■ **DIRECTIVE 1**: In the forum thread about POI files, list every file in the listing under "Having:-" whose name ends in .xml.

■ **SELECTED EXCERPT**:
********

Having looked again there are 3 main files:-

PersonalPOI
metainfo2.txt
WMPInfo.xml

On my SD Card

Most of the data is in the PersoaLPOI/Package/0/default

Having:-
bitmaps
bitmaps.xml
categories.pc
hashes.txt
lang_map.xml
poidata.db
PPOIversion.txt
string_de-DE.xml
string_en-GB.xml
Versios.xml

Hope that helps


----------



## pcbbc

jont122 said:


> Having looked again there are 3 main files:-
> 
> PersonalPOI
> metainfo2.txt
> WMPInfo.xml


Yes, I think it explains your 3 vs 2 file comment. A red herring as to why this isn't working.

Note that WMPInfo.xml Is put there by Windows Media Player, and nothing to do with the POI Update. So that file may or may not be present and will not stop it working.
And Personal POI is a folder, not a file. But yes...

I think this will have to wait until I get my car back from the dealers to investigate further. At the moment no indication as to when that might be... Sorry.


----------



## Redeef

First post... updated my VC to incorporate speed cameras, works perfectly. However, myAudi wouldn't upload the mobile file stating the file exceeded the permitted size! Any suggestions? All the other files uploaded no probs.

********

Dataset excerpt
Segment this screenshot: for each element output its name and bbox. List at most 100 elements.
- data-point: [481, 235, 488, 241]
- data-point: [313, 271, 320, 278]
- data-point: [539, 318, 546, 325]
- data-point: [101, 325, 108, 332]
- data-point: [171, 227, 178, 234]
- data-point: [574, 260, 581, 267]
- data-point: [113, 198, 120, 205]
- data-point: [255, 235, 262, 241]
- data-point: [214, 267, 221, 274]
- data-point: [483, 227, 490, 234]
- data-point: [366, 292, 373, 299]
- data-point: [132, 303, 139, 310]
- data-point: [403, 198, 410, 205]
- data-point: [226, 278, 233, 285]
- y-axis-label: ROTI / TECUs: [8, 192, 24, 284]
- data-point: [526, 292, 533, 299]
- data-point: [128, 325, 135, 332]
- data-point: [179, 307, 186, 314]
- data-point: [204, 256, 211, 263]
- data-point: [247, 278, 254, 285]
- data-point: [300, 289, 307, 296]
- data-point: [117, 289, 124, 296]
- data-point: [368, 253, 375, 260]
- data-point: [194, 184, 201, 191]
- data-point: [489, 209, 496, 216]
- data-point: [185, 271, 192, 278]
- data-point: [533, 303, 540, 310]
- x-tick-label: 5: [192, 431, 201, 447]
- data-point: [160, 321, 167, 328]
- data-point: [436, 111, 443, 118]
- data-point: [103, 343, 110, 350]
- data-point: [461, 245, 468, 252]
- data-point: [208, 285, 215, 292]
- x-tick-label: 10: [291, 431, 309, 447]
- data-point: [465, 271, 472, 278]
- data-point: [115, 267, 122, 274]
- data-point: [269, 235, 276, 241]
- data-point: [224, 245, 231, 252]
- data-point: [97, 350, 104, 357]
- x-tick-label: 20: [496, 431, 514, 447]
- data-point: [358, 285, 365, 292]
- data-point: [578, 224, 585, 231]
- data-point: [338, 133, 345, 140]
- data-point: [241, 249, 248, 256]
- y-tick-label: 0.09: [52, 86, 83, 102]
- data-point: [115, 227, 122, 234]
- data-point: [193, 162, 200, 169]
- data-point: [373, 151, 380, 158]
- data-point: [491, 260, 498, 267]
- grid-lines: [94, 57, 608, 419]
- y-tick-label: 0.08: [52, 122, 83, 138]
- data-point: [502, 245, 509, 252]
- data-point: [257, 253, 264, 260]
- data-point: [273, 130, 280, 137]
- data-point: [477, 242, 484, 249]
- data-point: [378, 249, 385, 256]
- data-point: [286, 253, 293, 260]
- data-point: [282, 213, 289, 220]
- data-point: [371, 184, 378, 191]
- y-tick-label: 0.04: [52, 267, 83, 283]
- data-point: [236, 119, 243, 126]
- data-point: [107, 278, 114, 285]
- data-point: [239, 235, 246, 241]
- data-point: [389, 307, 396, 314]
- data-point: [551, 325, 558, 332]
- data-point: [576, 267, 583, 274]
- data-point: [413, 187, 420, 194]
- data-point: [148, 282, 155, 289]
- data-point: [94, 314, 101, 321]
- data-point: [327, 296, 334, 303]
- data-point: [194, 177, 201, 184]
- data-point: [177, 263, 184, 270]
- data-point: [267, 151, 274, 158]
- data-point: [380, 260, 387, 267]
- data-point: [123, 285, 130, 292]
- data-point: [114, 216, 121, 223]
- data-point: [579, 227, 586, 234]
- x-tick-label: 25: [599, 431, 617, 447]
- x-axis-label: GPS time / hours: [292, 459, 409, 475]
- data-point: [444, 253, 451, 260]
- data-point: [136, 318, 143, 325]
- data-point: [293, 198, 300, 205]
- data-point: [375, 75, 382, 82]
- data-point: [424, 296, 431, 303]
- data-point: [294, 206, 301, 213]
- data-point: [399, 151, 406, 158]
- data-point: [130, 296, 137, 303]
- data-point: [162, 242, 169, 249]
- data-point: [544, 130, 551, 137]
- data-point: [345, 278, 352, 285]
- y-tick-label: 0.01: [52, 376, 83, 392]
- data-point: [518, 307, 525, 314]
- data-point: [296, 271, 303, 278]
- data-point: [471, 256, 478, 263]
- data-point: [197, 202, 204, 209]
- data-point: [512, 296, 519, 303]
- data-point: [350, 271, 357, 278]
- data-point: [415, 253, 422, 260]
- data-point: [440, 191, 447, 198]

********

■ **DIRECTIVE 2**: Output the stretch of the dataset excerpt rows from their start through the line that contains "- data-point: [255, 235, 262, 241]", both ends included, keeping every line identical.

■ **FINISHED ANSWER 1**:
bitmaps.xml
lang_map.xml
string_de-DE.xml
string_en-GB.xml
Versios.xml

■ **FINISHED ANSWER 2**:
Segment this screenshot: for each element output its name and bbox. List at most 100 elements.
- data-point: [481, 235, 488, 241]
- data-point: [313, 271, 320, 278]
- data-point: [539, 318, 546, 325]
- data-point: [101, 325, 108, 332]
- data-point: [171, 227, 178, 234]
- data-point: [574, 260, 581, 267]
- data-point: [113, 198, 120, 205]
- data-point: [255, 235, 262, 241]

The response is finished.